Exercise prompt: For this exercise, repeat all of the material verbatim apart from its images.

Records from a collection:
☆ ☆ ☆ ☆
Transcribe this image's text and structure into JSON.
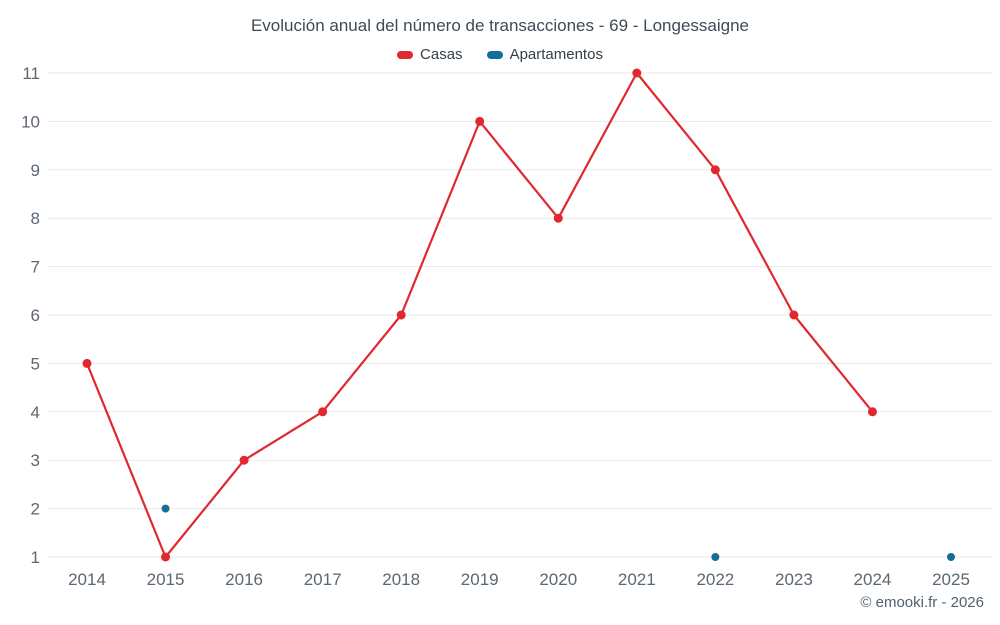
{
  "footer": {
    "text": "© emooki.fr - 2026"
  },
  "chart_data": {
    "type": "line",
    "title": "Evolución anual del número de transacciones - 69 - Longessaigne",
    "xlabel": "",
    "ylabel": "",
    "categories": [
      "2014",
      "2015",
      "2016",
      "2017",
      "2018",
      "2019",
      "2020",
      "2021",
      "2022",
      "2023",
      "2024",
      "2025"
    ],
    "yticks": [
      1,
      2,
      3,
      4,
      5,
      6,
      7,
      8,
      9,
      10,
      11
    ],
    "ylim": [
      1,
      11
    ],
    "grid": "horizontal",
    "legend_position": "top",
    "grid_color": "#e9e9e9",
    "axis_label_color": "#5b6772",
    "series": [
      {
        "name": "Casas",
        "color": "#e0282f",
        "values": [
          5,
          1,
          3,
          4,
          6,
          10,
          8,
          11,
          9,
          6,
          4,
          null
        ]
      },
      {
        "name": "Apartamentos",
        "color": "#156e99",
        "values": [
          null,
          2,
          null,
          null,
          null,
          null,
          null,
          null,
          1,
          null,
          null,
          1
        ]
      }
    ]
  }
}
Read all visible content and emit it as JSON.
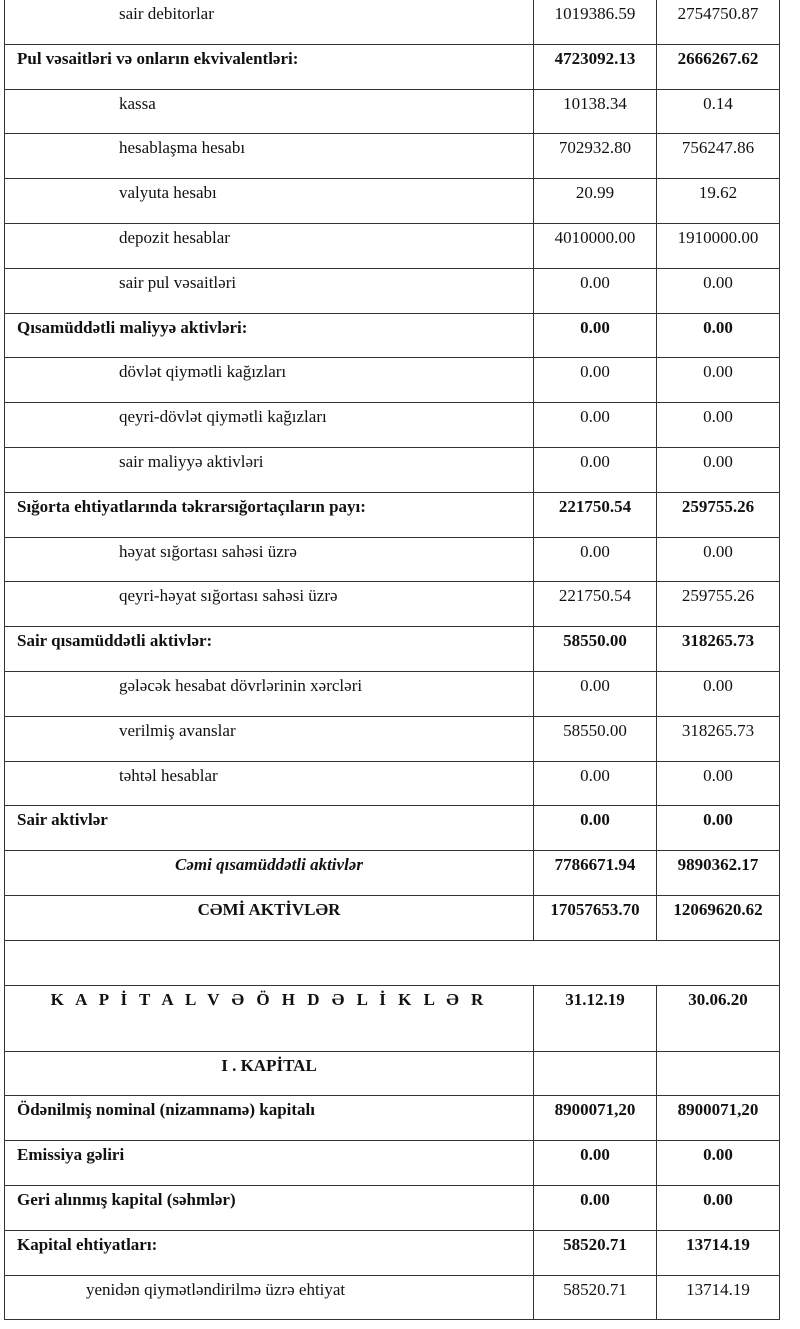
{
  "rows": [
    {
      "kind": "item",
      "label": "sair debitorlar",
      "v1": "1019386.59",
      "v2": "2754750.87"
    },
    {
      "kind": "section",
      "label": "Pul vəsaitləri  və onların ekvivalentləri:",
      "v1": "4723092.13",
      "v2": "2666267.62"
    },
    {
      "kind": "item",
      "label": "kassa",
      "v1": "10138.34",
      "v2": "0.14"
    },
    {
      "kind": "item",
      "label": "hesablaşma hesabı",
      "v1": "702932.80",
      "v2": "756247.86"
    },
    {
      "kind": "item",
      "label": "valyuta hesabı",
      "v1": "20.99",
      "v2": "19.62"
    },
    {
      "kind": "item",
      "label": "depozit hesablar",
      "v1": "4010000.00",
      "v2": "1910000.00"
    },
    {
      "kind": "item",
      "label": "sair pul vəsaitləri",
      "v1": "0.00",
      "v2": "0.00"
    },
    {
      "kind": "section-plain",
      "label": "Qısamüddətli maliyyə aktivləri:",
      "v1": "0.00",
      "v2": "0.00"
    },
    {
      "kind": "item",
      "label": "dövlət qiymətli kağızları",
      "v1": "0.00",
      "v2": "0.00"
    },
    {
      "kind": "item",
      "label": "qeyri-dövlət qiymətli kağızları",
      "v1": "0.00",
      "v2": "0.00"
    },
    {
      "kind": "item",
      "label": "sair maliyyə aktivləri",
      "v1": "0.00",
      "v2": "0.00"
    },
    {
      "kind": "section",
      "label": "Sığorta ehtiyatlarında təkrarsığortaçıların payı:",
      "v1": "221750.54",
      "v2": "259755.26"
    },
    {
      "kind": "item",
      "label": "həyat sığortası sahəsi üzrə",
      "v1": "0.00",
      "v2": "0.00"
    },
    {
      "kind": "item",
      "label": "qeyri-həyat sığortası sahəsi üzrə",
      "v1": "221750.54",
      "v2": "259755.26"
    },
    {
      "kind": "section",
      "label": "Sair qısamüddətli aktivlər:",
      "v1": "58550.00",
      "v2": "318265.73"
    },
    {
      "kind": "item",
      "label": "gələcək hesabat dövrlərinin xərcləri",
      "v1": "0.00",
      "v2": "0.00"
    },
    {
      "kind": "item",
      "label": "verilmiş  avanslar",
      "v1": "58550.00",
      "v2": "318265.73"
    },
    {
      "kind": "item",
      "label": "təhtəl hesablar",
      "v1": "0.00",
      "v2": "0.00"
    },
    {
      "kind": "section",
      "label": "Sair aktivlər",
      "v1": "0.00",
      "v2": "0.00"
    },
    {
      "kind": "subtotal",
      "label": "Cəmi qısamüddətli aktivlər",
      "v1": "7786671.94",
      "v2": "9890362.17"
    },
    {
      "kind": "total",
      "label": "CƏMİ AKTİVLƏR",
      "v1": "17057653.70",
      "v2": "12069620.62"
    },
    {
      "kind": "blank"
    },
    {
      "kind": "header",
      "label": "K A P İ T A L  V Ə    Ö H D Ə L İ K L Ə R",
      "v1": "31.12.19",
      "v2": "30.06.20"
    },
    {
      "kind": "subheader",
      "label": "I . KAPİTAL",
      "v1": "",
      "v2": ""
    },
    {
      "kind": "section",
      "label": "Ödənilmiş nominal (nizamnamə) kapitalı",
      "v1": "8900071,20",
      "v2": "8900071,20"
    },
    {
      "kind": "section-plain",
      "label": "Emissiya gəliri",
      "v1": "0.00",
      "v2": "0.00"
    },
    {
      "kind": "section-plain",
      "label": "Geri alınmış kapital (səhmlər)",
      "v1": "0.00",
      "v2": "0.00"
    },
    {
      "kind": "section",
      "label": "Kapital ehtiyatları:",
      "v1": "58520.71",
      "v2": "13714.19"
    },
    {
      "kind": "item2",
      "label": "yenidən qiymətləndirilmə üzrə ehtiyat",
      "v1": "58520.71",
      "v2": "13714.19"
    }
  ]
}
☆ ☆ ☆ ☆
Result below:
Transcribe this image's text and structure into JSON.
{
  "footer": {
    "text": "© emooki.fr - 2026"
  },
  "chart_data": {
    "type": "line",
    "title": "Evolución anual del número de transacciones - 69 - Longessaigne",
    "xlabel": "",
    "ylabel": "",
    "categories": [
      "2014",
      "2015",
      "2016",
      "2017",
      "2018",
      "2019",
      "2020",
      "2021",
      "2022",
      "2023",
      "2024",
      "2025"
    ],
    "yticks": [
      1,
      2,
      3,
      4,
      5,
      6,
      7,
      8,
      9,
      10,
      11
    ],
    "ylim": [
      1,
      11
    ],
    "grid": "horizontal",
    "legend_position": "top",
    "grid_color": "#e9e9e9",
    "axis_label_color": "#5b6772",
    "series": [
      {
        "name": "Casas",
        "color": "#e0282f",
        "values": [
          5,
          1,
          3,
          4,
          6,
          10,
          8,
          11,
          9,
          6,
          4,
          null
        ]
      },
      {
        "name": "Apartamentos",
        "color": "#156e99",
        "values": [
          null,
          2,
          null,
          null,
          null,
          null,
          null,
          null,
          1,
          null,
          null,
          1
        ]
      }
    ]
  }
}
Read all visible content and emit it as JSON.
{
  "rows": [
    {
      "kind": "item",
      "label": "sair debitorlar",
      "v1": "1019386.59",
      "v2": "2754750.87"
    },
    {
      "kind": "section",
      "label": "Pul vəsaitləri  və onların ekvivalentləri:",
      "v1": "4723092.13",
      "v2": "2666267.62"
    },
    {
      "kind": "item",
      "label": "kassa",
      "v1": "10138.34",
      "v2": "0.14"
    },
    {
      "kind": "item",
      "label": "hesablaşma hesabı",
      "v1": "702932.80",
      "v2": "756247.86"
    },
    {
      "kind": "item",
      "label": "valyuta hesabı",
      "v1": "20.99",
      "v2": "19.62"
    },
    {
      "kind": "item",
      "label": "depozit hesablar",
      "v1": "4010000.00",
      "v2": "1910000.00"
    },
    {
      "kind": "item",
      "label": "sair pul vəsaitləri",
      "v1": "0.00",
      "v2": "0.00"
    },
    {
      "kind": "section-plain",
      "label": "Qısamüddətli maliyyə aktivləri:",
      "v1": "0.00",
      "v2": "0.00"
    },
    {
      "kind": "item",
      "label": "dövlət qiymətli kağızları",
      "v1": "0.00",
      "v2": "0.00"
    },
    {
      "kind": "item",
      "label": "qeyri-dövlət qiymətli kağızları",
      "v1": "0.00",
      "v2": "0.00"
    },
    {
      "kind": "item",
      "label": "sair maliyyə aktivləri",
      "v1": "0.00",
      "v2": "0.00"
    },
    {
      "kind": "section",
      "label": "Sığorta ehtiyatlarında təkrarsığortaçıların payı:",
      "v1": "221750.54",
      "v2": "259755.26"
    },
    {
      "kind": "item",
      "label": "həyat sığortası sahəsi üzrə",
      "v1": "0.00",
      "v2": "0.00"
    },
    {
      "kind": "item",
      "label": "qeyri-həyat sığortası sahəsi üzrə",
      "v1": "221750.54",
      "v2": "259755.26"
    },
    {
      "kind": "section",
      "label": "Sair qısamüddətli aktivlər:",
      "v1": "58550.00",
      "v2": "318265.73"
    },
    {
      "kind": "item",
      "label": "gələcək hesabat dövrlərinin xərcləri",
      "v1": "0.00",
      "v2": "0.00"
    },
    {
      "kind": "item",
      "label": "verilmiş  avanslar",
      "v1": "58550.00",
      "v2": "318265.73"
    },
    {
      "kind": "item",
      "label": "təhtəl hesablar",
      "v1": "0.00",
      "v2": "0.00"
    },
    {
      "kind": "section",
      "label": "Sair aktivlər",
      "v1": "0.00",
      "v2": "0.00"
    },
    {
      "kind": "subtotal",
      "label": "Cəmi qısamüddətli aktivlər",
      "v1": "7786671.94",
      "v2": "9890362.17"
    },
    {
      "kind": "total",
      "label": "CƏMİ AKTİVLƏR",
      "v1": "17057653.70",
      "v2": "12069620.62"
    },
    {
      "kind": "blank"
    },
    {
      "kind": "header",
      "label": "K A P İ T A L  V Ə    Ö H D Ə L İ K L Ə R",
      "v1": "31.12.19",
      "v2": "30.06.20"
    },
    {
      "kind": "subheader",
      "label": "I . KAPİTAL",
      "v1": "",
      "v2": ""
    },
    {
      "kind": "section",
      "label": "Ödənilmiş nominal (nizamnamə) kapitalı",
      "v1": "8900071,20",
      "v2": "8900071,20"
    },
    {
      "kind": "section-plain",
      "label": "Emissiya gəliri",
      "v1": "0.00",
      "v2": "0.00"
    },
    {
      "kind": "section-plain",
      "label": "Geri alınmış kapital (səhmlər)",
      "v1": "0.00",
      "v2": "0.00"
    },
    {
      "kind": "section",
      "label": "Kapital ehtiyatları:",
      "v1": "58520.71",
      "v2": "13714.19"
    },
    {
      "kind": "item2",
      "label": "yenidən qiymətləndirilmə üzrə ehtiyat",
      "v1": "58520.71",
      "v2": "13714.19"
    }
  ]
}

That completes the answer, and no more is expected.